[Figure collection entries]
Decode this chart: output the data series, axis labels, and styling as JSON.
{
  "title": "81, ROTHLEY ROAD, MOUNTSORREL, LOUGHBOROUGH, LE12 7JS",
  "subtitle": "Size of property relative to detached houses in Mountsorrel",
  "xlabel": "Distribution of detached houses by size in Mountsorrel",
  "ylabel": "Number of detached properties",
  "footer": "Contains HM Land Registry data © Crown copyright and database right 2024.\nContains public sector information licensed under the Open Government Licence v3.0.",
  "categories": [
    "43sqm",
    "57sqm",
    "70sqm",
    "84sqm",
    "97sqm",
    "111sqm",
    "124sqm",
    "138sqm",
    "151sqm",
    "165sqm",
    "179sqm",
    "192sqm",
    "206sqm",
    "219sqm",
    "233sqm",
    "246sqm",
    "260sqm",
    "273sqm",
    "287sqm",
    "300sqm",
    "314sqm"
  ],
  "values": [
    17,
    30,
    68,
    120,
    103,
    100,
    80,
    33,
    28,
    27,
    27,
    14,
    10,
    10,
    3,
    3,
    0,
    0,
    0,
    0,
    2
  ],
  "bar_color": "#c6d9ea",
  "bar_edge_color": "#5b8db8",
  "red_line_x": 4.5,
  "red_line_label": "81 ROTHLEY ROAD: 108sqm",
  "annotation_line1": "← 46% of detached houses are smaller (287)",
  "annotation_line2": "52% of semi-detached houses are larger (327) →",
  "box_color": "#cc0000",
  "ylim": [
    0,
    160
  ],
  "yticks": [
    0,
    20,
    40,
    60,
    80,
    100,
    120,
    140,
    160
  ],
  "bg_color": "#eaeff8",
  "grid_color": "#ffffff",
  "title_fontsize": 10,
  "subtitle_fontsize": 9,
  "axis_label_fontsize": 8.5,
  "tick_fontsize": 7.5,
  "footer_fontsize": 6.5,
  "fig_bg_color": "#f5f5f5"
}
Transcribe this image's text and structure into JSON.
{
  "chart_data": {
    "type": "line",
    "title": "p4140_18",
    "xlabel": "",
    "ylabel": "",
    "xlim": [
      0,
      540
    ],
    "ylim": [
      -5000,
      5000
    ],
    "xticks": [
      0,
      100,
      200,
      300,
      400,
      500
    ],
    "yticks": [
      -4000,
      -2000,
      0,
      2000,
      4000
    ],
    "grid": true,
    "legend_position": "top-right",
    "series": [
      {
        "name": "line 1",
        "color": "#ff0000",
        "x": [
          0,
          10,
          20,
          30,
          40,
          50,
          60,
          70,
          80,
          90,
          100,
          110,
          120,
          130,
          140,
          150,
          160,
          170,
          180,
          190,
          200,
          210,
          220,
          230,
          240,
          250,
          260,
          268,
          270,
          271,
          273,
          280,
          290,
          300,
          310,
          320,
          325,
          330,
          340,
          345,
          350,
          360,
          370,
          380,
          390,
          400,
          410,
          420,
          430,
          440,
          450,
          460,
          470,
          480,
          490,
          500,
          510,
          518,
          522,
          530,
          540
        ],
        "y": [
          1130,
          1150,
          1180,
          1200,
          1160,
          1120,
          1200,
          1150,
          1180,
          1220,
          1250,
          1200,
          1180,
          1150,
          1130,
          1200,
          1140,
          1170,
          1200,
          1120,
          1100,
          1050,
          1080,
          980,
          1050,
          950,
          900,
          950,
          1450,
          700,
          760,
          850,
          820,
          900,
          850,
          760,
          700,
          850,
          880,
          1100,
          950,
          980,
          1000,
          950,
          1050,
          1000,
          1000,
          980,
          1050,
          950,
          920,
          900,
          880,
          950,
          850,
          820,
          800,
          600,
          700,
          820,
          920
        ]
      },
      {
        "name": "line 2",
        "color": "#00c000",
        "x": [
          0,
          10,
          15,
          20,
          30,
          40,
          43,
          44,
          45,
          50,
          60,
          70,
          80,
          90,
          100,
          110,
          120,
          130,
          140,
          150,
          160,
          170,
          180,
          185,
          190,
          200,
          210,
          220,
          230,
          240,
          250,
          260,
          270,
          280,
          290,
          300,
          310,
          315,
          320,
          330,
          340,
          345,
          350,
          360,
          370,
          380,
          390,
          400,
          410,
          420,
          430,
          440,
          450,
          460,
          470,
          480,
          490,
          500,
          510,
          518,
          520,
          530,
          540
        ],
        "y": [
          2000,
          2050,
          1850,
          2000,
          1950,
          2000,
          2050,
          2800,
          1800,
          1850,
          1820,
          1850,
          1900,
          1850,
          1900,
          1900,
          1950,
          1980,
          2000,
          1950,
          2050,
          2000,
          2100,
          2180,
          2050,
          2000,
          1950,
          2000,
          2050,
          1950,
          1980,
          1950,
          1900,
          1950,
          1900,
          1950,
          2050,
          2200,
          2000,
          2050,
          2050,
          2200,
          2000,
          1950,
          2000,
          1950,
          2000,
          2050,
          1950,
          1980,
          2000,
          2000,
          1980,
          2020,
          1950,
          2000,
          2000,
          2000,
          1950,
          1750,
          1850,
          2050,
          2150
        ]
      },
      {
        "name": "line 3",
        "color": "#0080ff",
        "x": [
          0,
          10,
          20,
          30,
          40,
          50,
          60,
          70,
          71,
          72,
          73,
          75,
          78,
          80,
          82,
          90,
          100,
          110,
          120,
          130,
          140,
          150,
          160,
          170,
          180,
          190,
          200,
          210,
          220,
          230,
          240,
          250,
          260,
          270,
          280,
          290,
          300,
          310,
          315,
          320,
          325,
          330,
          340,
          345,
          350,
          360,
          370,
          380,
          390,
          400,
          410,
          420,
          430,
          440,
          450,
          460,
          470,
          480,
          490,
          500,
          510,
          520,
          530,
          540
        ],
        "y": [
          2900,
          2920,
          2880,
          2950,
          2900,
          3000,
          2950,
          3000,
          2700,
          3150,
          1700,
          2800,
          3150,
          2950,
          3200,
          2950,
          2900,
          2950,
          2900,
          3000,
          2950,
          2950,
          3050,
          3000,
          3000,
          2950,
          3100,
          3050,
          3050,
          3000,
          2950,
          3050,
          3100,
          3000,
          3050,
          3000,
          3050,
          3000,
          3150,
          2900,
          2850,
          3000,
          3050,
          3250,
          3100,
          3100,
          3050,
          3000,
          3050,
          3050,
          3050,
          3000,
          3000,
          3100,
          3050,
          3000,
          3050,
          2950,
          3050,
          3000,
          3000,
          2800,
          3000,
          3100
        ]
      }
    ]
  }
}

__Exercise task__
Extract each line of the listing above, copying it word for word.

__Output below__
Decode this chart: output the data series, axis labels, and styling as JSON.
{
  "title": "81, ROTHLEY ROAD, MOUNTSORREL, LOUGHBOROUGH, LE12 7JS",
  "subtitle": "Size of property relative to detached houses in Mountsorrel",
  "xlabel": "Distribution of detached houses by size in Mountsorrel",
  "ylabel": "Number of detached properties",
  "footer": "Contains HM Land Registry data © Crown copyright and database right 2024.\nContains public sector information licensed under the Open Government Licence v3.0.",
  "categories": [
    "43sqm",
    "57sqm",
    "70sqm",
    "84sqm",
    "97sqm",
    "111sqm",
    "124sqm",
    "138sqm",
    "151sqm",
    "165sqm",
    "179sqm",
    "192sqm",
    "206sqm",
    "219sqm",
    "233sqm",
    "246sqm",
    "260sqm",
    "273sqm",
    "287sqm",
    "300sqm",
    "314sqm"
  ],
  "values": [
    17,
    30,
    68,
    120,
    103,
    100,
    80,
    33,
    28,
    27,
    27,
    14,
    10,
    10,
    3,
    3,
    0,
    0,
    0,
    0,
    2
  ],
  "bar_color": "#c6d9ea",
  "bar_edge_color": "#5b8db8",
  "red_line_x": 4.5,
  "red_line_label": "81 ROTHLEY ROAD: 108sqm",
  "annotation_line1": "← 46% of detached houses are smaller (287)",
  "annotation_line2": "52% of semi-detached houses are larger (327) →",
  "box_color": "#cc0000",
  "ylim": [
    0,
    160
  ],
  "yticks": [
    0,
    20,
    40,
    60,
    80,
    100,
    120,
    140,
    160
  ],
  "bg_color": "#eaeff8",
  "grid_color": "#ffffff",
  "title_fontsize": 10,
  "subtitle_fontsize": 9,
  "axis_label_fontsize": 8.5,
  "tick_fontsize": 7.5,
  "footer_fontsize": 6.5,
  "fig_bg_color": "#f5f5f5"
}
Transcribe this image's text and structure into JSON.
{
  "chart_data": {
    "type": "line",
    "title": "p4140_18",
    "xlabel": "",
    "ylabel": "",
    "xlim": [
      0,
      540
    ],
    "ylim": [
      -5000,
      5000
    ],
    "xticks": [
      0,
      100,
      200,
      300,
      400,
      500
    ],
    "yticks": [
      -4000,
      -2000,
      0,
      2000,
      4000
    ],
    "grid": true,
    "legend_position": "top-right",
    "series": [
      {
        "name": "line 1",
        "color": "#ff0000",
        "x": [
          0,
          10,
          20,
          30,
          40,
          50,
          60,
          70,
          80,
          90,
          100,
          110,
          120,
          130,
          140,
          150,
          160,
          170,
          180,
          190,
          200,
          210,
          220,
          230,
          240,
          250,
          260,
          268,
          270,
          271,
          273,
          280,
          290,
          300,
          310,
          320,
          325,
          330,
          340,
          345,
          350,
          360,
          370,
          380,
          390,
          400,
          410,
          420,
          430,
          440,
          450,
          460,
          470,
          480,
          490,
          500,
          510,
          518,
          522,
          530,
          540
        ],
        "y": [
          1130,
          1150,
          1180,
          1200,
          1160,
          1120,
          1200,
          1150,
          1180,
          1220,
          1250,
          1200,
          1180,
          1150,
          1130,
          1200,
          1140,
          1170,
          1200,
          1120,
          1100,
          1050,
          1080,
          980,
          1050,
          950,
          900,
          950,
          1450,
          700,
          760,
          850,
          820,
          900,
          850,
          760,
          700,
          850,
          880,
          1100,
          950,
          980,
          1000,
          950,
          1050,
          1000,
          1000,
          980,
          1050,
          950,
          920,
          900,
          880,
          950,
          850,
          820,
          800,
          600,
          700,
          820,
          920
        ]
      },
      {
        "name": "line 2",
        "color": "#00c000",
        "x": [
          0,
          10,
          15,
          20,
          30,
          40,
          43,
          44,
          45,
          50,
          60,
          70,
          80,
          90,
          100,
          110,
          120,
          130,
          140,
          150,
          160,
          170,
          180,
          185,
          190,
          200,
          210,
          220,
          230,
          240,
          250,
          260,
          270,
          280,
          290,
          300,
          310,
          315,
          320,
          330,
          340,
          345,
          350,
          360,
          370,
          380,
          390,
          400,
          410,
          420,
          430,
          440,
          450,
          460,
          470,
          480,
          490,
          500,
          510,
          518,
          520,
          530,
          540
        ],
        "y": [
          2000,
          2050,
          1850,
          2000,
          1950,
          2000,
          2050,
          2800,
          1800,
          1850,
          1820,
          1850,
          1900,
          1850,
          1900,
          1900,
          1950,
          1980,
          2000,
          1950,
          2050,
          2000,
          2100,
          2180,
          2050,
          2000,
          1950,
          2000,
          2050,
          1950,
          1980,
          1950,
          1900,
          1950,
          1900,
          1950,
          2050,
          2200,
          2000,
          2050,
          2050,
          2200,
          2000,
          1950,
          2000,
          1950,
          2000,
          2050,
          1950,
          1980,
          2000,
          2000,
          1980,
          2020,
          1950,
          2000,
          2000,
          2000,
          1950,
          1750,
          1850,
          2050,
          2150
        ]
      },
      {
        "name": "line 3",
        "color": "#0080ff",
        "x": [
          0,
          10,
          20,
          30,
          40,
          50,
          60,
          70,
          71,
          72,
          73,
          75,
          78,
          80,
          82,
          90,
          100,
          110,
          120,
          130,
          140,
          150,
          160,
          170,
          180,
          190,
          200,
          210,
          220,
          230,
          240,
          250,
          260,
          270,
          280,
          290,
          300,
          310,
          315,
          320,
          325,
          330,
          340,
          345,
          350,
          360,
          370,
          380,
          390,
          400,
          410,
          420,
          430,
          440,
          450,
          460,
          470,
          480,
          490,
          500,
          510,
          520,
          530,
          540
        ],
        "y": [
          2900,
          2920,
          2880,
          2950,
          2900,
          3000,
          2950,
          3000,
          2700,
          3150,
          1700,
          2800,
          3150,
          2950,
          3200,
          2950,
          2900,
          2950,
          2900,
          3000,
          2950,
          2950,
          3050,
          3000,
          3000,
          2950,
          3100,
          3050,
          3050,
          3000,
          2950,
          3050,
          3100,
          3000,
          3050,
          3000,
          3050,
          3000,
          3150,
          2900,
          2850,
          3000,
          3050,
          3250,
          3100,
          3100,
          3050,
          3000,
          3050,
          3050,
          3050,
          3000,
          3000,
          3100,
          3050,
          3000,
          3050,
          2950,
          3050,
          3000,
          3000,
          2800,
          3000,
          3100
        ]
      }
    ]
  }
}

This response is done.